>> Begin Data listing
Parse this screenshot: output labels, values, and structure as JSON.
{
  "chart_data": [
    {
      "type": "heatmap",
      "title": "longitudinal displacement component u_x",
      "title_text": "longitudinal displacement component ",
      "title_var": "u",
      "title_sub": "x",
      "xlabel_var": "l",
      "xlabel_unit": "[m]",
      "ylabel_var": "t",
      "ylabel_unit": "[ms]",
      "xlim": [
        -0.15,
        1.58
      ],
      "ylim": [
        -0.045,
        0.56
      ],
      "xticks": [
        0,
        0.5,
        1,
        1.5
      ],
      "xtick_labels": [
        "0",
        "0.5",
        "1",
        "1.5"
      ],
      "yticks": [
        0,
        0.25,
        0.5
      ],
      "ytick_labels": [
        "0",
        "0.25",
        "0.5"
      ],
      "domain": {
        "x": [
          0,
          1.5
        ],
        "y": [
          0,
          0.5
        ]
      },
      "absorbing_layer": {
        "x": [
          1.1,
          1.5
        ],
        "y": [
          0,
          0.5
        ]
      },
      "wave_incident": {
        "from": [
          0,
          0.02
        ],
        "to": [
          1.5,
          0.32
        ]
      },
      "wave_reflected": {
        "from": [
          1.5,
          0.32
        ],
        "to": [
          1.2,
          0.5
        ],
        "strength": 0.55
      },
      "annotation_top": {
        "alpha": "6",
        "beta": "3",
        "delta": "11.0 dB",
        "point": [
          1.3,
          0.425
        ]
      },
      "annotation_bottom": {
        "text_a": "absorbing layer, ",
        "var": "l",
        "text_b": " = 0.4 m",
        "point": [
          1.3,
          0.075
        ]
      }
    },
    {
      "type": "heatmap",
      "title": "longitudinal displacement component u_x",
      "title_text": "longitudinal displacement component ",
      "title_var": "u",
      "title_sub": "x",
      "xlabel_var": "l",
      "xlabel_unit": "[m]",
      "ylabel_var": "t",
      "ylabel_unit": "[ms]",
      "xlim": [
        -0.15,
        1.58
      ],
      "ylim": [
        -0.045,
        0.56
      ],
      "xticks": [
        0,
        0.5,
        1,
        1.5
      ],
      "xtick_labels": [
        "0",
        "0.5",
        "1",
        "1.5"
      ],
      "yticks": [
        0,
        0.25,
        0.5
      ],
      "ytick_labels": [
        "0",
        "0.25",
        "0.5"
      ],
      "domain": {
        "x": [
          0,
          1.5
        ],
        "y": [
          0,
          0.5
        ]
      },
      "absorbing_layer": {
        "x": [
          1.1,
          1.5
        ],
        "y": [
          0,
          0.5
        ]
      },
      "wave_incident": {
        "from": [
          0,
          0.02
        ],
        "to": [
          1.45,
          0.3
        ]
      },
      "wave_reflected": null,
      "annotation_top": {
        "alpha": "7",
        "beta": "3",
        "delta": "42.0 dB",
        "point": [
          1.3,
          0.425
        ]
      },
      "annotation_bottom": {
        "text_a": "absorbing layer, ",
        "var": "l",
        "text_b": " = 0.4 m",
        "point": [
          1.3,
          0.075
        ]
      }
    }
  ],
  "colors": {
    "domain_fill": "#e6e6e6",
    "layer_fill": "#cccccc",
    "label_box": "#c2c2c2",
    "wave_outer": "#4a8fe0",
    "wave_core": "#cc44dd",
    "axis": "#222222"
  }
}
>> End Data listing
Set down all of the entries exactly, please.

Parse this screenshot: output labels, values, and structure as JSON.
{
  "chart_data": [
    {
      "type": "heatmap",
      "title": "longitudinal displacement component u_x",
      "title_text": "longitudinal displacement component ",
      "title_var": "u",
      "title_sub": "x",
      "xlabel_var": "l",
      "xlabel_unit": "[m]",
      "ylabel_var": "t",
      "ylabel_unit": "[ms]",
      "xlim": [
        -0.15,
        1.58
      ],
      "ylim": [
        -0.045,
        0.56
      ],
      "xticks": [
        0,
        0.5,
        1,
        1.5
      ],
      "xtick_labels": [
        "0",
        "0.5",
        "1",
        "1.5"
      ],
      "yticks": [
        0,
        0.25,
        0.5
      ],
      "ytick_labels": [
        "0",
        "0.25",
        "0.5"
      ],
      "domain": {
        "x": [
          0,
          1.5
        ],
        "y": [
          0,
          0.5
        ]
      },
      "absorbing_layer": {
        "x": [
          1.1,
          1.5
        ],
        "y": [
          0,
          0.5
        ]
      },
      "wave_incident": {
        "from": [
          0,
          0.02
        ],
        "to": [
          1.5,
          0.32
        ]
      },
      "wave_reflected": {
        "from": [
          1.5,
          0.32
        ],
        "to": [
          1.2,
          0.5
        ],
        "strength": 0.55
      },
      "annotation_top": {
        "alpha": "6",
        "beta": "3",
        "delta": "11.0 dB",
        "point": [
          1.3,
          0.425
        ]
      },
      "annotation_bottom": {
        "text_a": "absorbing layer, ",
        "var": "l",
        "text_b": " = 0.4 m",
        "point": [
          1.3,
          0.075
        ]
      }
    },
    {
      "type": "heatmap",
      "title": "longitudinal displacement component u_x",
      "title_text": "longitudinal displacement component ",
      "title_var": "u",
      "title_sub": "x",
      "xlabel_var": "l",
      "xlabel_unit": "[m]",
      "ylabel_var": "t",
      "ylabel_unit": "[ms]",
      "xlim": [
        -0.15,
        1.58
      ],
      "ylim": [
        -0.045,
        0.56
      ],
      "xticks": [
        0,
        0.5,
        1,
        1.5
      ],
      "xtick_labels": [
        "0",
        "0.5",
        "1",
        "1.5"
      ],
      "yticks": [
        0,
        0.25,
        0.5
      ],
      "ytick_labels": [
        "0",
        "0.25",
        "0.5"
      ],
      "domain": {
        "x": [
          0,
          1.5
        ],
        "y": [
          0,
          0.5
        ]
      },
      "absorbing_layer": {
        "x": [
          1.1,
          1.5
        ],
        "y": [
          0,
          0.5
        ]
      },
      "wave_incident": {
        "from": [
          0,
          0.02
        ],
        "to": [
          1.45,
          0.3
        ]
      },
      "wave_reflected": null,
      "annotation_top": {
        "alpha": "7",
        "beta": "3",
        "delta": "42.0 dB",
        "point": [
          1.3,
          0.425
        ]
      },
      "annotation_bottom": {
        "text_a": "absorbing layer, ",
        "var": "l",
        "text_b": " = 0.4 m",
        "point": [
          1.3,
          0.075
        ]
      }
    }
  ],
  "colors": {
    "domain_fill": "#e6e6e6",
    "layer_fill": "#cccccc",
    "label_box": "#c2c2c2",
    "wave_outer": "#4a8fe0",
    "wave_core": "#cc44dd",
    "axis": "#222222"
  }
}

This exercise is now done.